**INSTRUCTIONS FOR THE TASK:**
In the book review, where does Kofi find Rorty Hutch?

**PASSAGE SHOWN:**
------------
Published by Quercus Children’s Books.
Review by Robyn Colclough.
Set in the modest village of Bradborough, The Starman and Me by Sharon Cohen is the story of a young boy, Kofi, and the journey he experiences when he finds prehistoric human – or ‘Starman’ – Rorty Hutch stuck on a supermarket roundabout. Rorty is eventually discovered by Kofi to be curled up into a tight ball, his small and dark frame cowering in the shade as he speaks his simplistic language to communicate to a, understandably, quite overwhelmed Kofi. With zero memory of how he ended up in Bradborough, and struggling to remember why he’s being hunted, The Starman and Me is a fun-filled tale of the friendship a very frightened Rorty makes with an unsuspecting boy. And with Rorty being able to do amazing and magical things with his mind (such as copy, paste and delete objects), he mesmerises Kofi and even entices scientists around the globe to hunt after him and his brilliant mind. But will Kofi be able to help his alien friend and keep him safe from danger? And will they find Rorty’s missing girlfriend, Pogsy Blue, in time to reunite the pair before Rorty is captured?
------------
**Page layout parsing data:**

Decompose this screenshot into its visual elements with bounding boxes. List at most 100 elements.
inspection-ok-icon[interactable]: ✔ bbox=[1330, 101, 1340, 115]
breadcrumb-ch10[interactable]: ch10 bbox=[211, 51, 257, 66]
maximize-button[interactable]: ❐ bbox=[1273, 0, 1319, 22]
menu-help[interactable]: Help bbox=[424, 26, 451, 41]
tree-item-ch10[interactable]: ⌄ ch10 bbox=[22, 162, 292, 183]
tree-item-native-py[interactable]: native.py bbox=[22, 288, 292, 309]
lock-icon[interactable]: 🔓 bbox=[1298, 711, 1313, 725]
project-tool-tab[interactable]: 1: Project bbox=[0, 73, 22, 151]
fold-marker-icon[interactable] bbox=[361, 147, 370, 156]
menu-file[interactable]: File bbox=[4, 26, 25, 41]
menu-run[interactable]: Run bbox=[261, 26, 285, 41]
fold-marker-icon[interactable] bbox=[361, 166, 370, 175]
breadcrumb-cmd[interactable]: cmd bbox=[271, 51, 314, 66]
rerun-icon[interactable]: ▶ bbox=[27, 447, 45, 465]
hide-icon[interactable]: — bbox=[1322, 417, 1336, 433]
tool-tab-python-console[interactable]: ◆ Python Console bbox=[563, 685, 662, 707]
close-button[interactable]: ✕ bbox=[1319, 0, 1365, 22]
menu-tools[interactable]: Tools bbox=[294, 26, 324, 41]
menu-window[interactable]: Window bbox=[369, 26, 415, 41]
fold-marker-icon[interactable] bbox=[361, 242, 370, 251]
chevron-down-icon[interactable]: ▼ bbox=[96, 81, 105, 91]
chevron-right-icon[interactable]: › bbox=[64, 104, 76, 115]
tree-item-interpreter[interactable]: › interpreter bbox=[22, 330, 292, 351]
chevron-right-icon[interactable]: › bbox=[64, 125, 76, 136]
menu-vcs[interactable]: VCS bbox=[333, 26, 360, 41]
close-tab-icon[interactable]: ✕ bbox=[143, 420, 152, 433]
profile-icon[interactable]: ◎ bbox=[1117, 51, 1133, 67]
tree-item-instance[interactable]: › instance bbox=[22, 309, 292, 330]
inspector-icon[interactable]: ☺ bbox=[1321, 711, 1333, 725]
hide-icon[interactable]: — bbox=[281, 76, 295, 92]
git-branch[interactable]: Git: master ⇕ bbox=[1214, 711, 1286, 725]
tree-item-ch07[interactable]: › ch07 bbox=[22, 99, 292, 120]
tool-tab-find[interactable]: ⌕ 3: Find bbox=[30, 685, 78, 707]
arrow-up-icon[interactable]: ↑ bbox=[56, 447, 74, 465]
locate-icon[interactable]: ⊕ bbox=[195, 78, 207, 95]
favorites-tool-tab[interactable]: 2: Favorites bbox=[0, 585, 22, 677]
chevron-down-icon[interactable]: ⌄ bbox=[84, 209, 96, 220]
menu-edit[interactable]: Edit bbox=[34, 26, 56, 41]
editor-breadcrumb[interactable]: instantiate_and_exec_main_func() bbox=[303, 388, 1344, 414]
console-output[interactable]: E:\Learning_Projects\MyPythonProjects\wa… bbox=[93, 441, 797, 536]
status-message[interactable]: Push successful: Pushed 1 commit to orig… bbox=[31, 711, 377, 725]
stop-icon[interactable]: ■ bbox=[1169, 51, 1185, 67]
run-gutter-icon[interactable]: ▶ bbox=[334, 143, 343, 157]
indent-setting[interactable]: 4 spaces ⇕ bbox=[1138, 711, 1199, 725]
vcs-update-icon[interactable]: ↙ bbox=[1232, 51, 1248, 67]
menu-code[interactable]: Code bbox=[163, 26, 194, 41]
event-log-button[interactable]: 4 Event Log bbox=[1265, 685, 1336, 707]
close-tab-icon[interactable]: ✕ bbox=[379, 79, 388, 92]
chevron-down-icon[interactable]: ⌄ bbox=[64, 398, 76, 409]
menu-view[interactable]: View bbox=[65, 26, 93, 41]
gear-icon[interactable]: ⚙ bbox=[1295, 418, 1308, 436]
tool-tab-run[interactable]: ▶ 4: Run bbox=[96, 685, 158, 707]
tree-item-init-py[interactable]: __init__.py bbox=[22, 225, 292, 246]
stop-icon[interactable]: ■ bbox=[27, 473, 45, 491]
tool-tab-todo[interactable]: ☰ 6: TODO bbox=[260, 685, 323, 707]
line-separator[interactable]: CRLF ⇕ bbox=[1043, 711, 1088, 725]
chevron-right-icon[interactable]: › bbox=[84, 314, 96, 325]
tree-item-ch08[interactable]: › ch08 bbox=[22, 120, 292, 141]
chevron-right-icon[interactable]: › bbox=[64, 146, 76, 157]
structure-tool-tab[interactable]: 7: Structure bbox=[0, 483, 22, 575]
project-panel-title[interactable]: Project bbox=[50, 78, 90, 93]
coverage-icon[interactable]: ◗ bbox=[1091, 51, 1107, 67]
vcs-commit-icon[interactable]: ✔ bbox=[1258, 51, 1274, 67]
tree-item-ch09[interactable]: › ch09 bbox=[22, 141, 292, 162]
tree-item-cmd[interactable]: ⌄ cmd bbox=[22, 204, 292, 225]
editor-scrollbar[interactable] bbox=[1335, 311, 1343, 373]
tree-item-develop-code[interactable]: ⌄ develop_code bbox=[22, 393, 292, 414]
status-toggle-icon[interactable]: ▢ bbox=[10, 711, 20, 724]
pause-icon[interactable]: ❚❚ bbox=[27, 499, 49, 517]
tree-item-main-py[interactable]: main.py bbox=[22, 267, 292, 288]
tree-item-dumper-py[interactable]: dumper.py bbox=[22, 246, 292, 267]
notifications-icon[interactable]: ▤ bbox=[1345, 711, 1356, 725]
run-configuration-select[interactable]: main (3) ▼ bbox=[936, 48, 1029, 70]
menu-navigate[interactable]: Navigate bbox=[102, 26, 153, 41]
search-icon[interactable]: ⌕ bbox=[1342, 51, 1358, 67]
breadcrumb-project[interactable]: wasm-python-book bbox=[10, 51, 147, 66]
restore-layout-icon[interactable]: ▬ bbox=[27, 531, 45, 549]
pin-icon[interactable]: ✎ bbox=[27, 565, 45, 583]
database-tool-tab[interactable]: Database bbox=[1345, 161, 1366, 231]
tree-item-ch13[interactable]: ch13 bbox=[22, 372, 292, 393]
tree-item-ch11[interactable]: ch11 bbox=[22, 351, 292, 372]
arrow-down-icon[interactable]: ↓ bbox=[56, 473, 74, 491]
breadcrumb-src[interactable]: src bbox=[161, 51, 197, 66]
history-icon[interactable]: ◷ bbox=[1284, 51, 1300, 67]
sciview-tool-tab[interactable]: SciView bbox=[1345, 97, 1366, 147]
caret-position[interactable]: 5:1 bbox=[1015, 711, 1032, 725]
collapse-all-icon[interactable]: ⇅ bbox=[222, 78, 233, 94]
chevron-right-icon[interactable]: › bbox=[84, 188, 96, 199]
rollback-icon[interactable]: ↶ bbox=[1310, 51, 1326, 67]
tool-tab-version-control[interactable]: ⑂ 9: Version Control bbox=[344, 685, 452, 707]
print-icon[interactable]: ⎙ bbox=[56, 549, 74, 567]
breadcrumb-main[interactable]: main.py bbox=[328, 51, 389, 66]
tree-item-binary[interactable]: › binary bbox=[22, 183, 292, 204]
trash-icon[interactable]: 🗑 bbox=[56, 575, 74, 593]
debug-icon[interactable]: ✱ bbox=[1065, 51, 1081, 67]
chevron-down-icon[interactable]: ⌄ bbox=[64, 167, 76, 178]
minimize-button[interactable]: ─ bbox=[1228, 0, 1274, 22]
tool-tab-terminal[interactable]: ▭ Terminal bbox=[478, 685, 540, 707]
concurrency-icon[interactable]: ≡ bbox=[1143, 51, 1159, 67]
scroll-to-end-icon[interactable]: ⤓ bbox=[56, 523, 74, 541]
------------
**REPLY TO THE EXERCISE:**
Stuck on a supermarket roundabout.